§ **WHAT IS REQUIRED**: Exact reproduction of the data is required, with images excluded.
>>>
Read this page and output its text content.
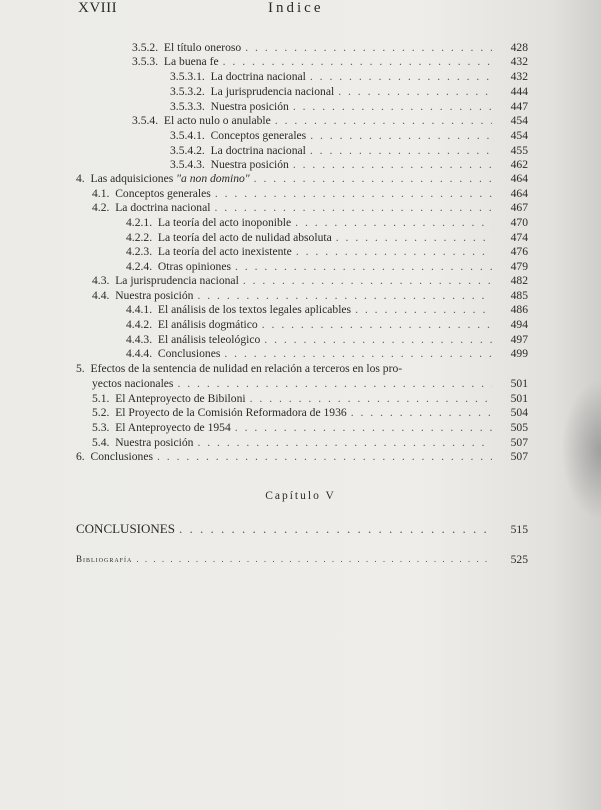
XVIII	Indice
3.5.2. El título oneroso . . .	428
3.5.3. La buena fe . . .	432
3.5.3.1. La doctrina nacional . . .	432
3.5.3.2. La jurisprudencia nacional . . .	444
3.5.3.3. Nuestra posición . . .	447
3.5.4. El acto nulo o anulable . . .	454
3.5.4.1. Conceptos generales . . .	454
3.5.4.2. La doctrina nacional . . .	455
3.5.4.3. Nuestra posición . . .	462
4. Las adquisiciones "a non domino" . . .	464
4.1. Conceptos generales . . .	464
4.2. La doctrina nacional . . .	467
4.2.1. La teoría del acto inoponible . . .	470
4.2.2. La teoría del acto de nulidad absoluta . . .	474
4.2.3. La teoría del acto inexistente . . .	476
4.2.4. Otras opiniones . . .	479
4.3. La jurisprudencia nacional . . .	482
4.4. Nuestra posición . . .	485
4.4.1. El análisis de los textos legales aplicables . . .	486
4.4.2. El análisis dogmático . . .	494
4.4.3. El análisis teleológico . . .	497
4.4.4. Conclusiones . . .	499
5. Efectos de la sentencia de nulidad en relación a terceros en los pro-
yectos nacionales . . .	501
5.1. El Anteproyecto de Bibiloni . . .	501
5.2. El Proyecto de la Comisión Reformadora de 1936 . . .	504
5.3. El Anteproyecto de 1954 . . .	505
5.4. Nuestra posición . . .	507
6. Conclusiones . . .	507
Capítulo V
CONCLUSIONES . . .	515
Bibliografía . . .	525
<<<
§ **FULL SOLUTION**:
Read this page and output its text content.
XVIII	Indice
3.5.2. El título oneroso . . .	428
3.5.3. La buena fe . . .	432
3.5.3.1. La doctrina nacional . . .	432
3.5.3.2. La jurisprudencia nacional . . .	444
3.5.3.3. Nuestra posición . . .	447
3.5.4. El acto nulo o anulable . . .	454
3.5.4.1. Conceptos generales . . .	454
3.5.4.2. La doctrina nacional . . .	455
3.5.4.3. Nuestra posición . . .	462
4. Las adquisiciones "a non domino" . . .	464
4.1. Conceptos generales . . .	464
4.2. La doctrina nacional . . .	467
4.2.1. La teoría del acto inoponible . . .	470
4.2.2. La teoría del acto de nulidad absoluta . . .	474
4.2.3. La teoría del acto inexistente . . .	476
4.2.4. Otras opiniones . . .	479
4.3. La jurisprudencia nacional . . .	482
4.4. Nuestra posición . . .	485
4.4.1. El análisis de los textos legales aplicables . . .	486
4.4.2. El análisis dogmático . . .	494
4.4.3. El análisis teleológico . . .	497
4.4.4. Conclusiones . . .	499
5. Efectos de la sentencia de nulidad en relación a terceros en los pro-
yectos nacionales . . .	501
5.1. El Anteproyecto de Bibiloni . . .	501
5.2. El Proyecto de la Comisión Reformadora de 1936 . . .	504
5.3. El Anteproyecto de 1954 . . .	505
5.4. Nuestra posición . . .	507
6. Conclusiones . . .	507
Capítulo V
CONCLUSIONES . . .	515
Bibliografía . . .	525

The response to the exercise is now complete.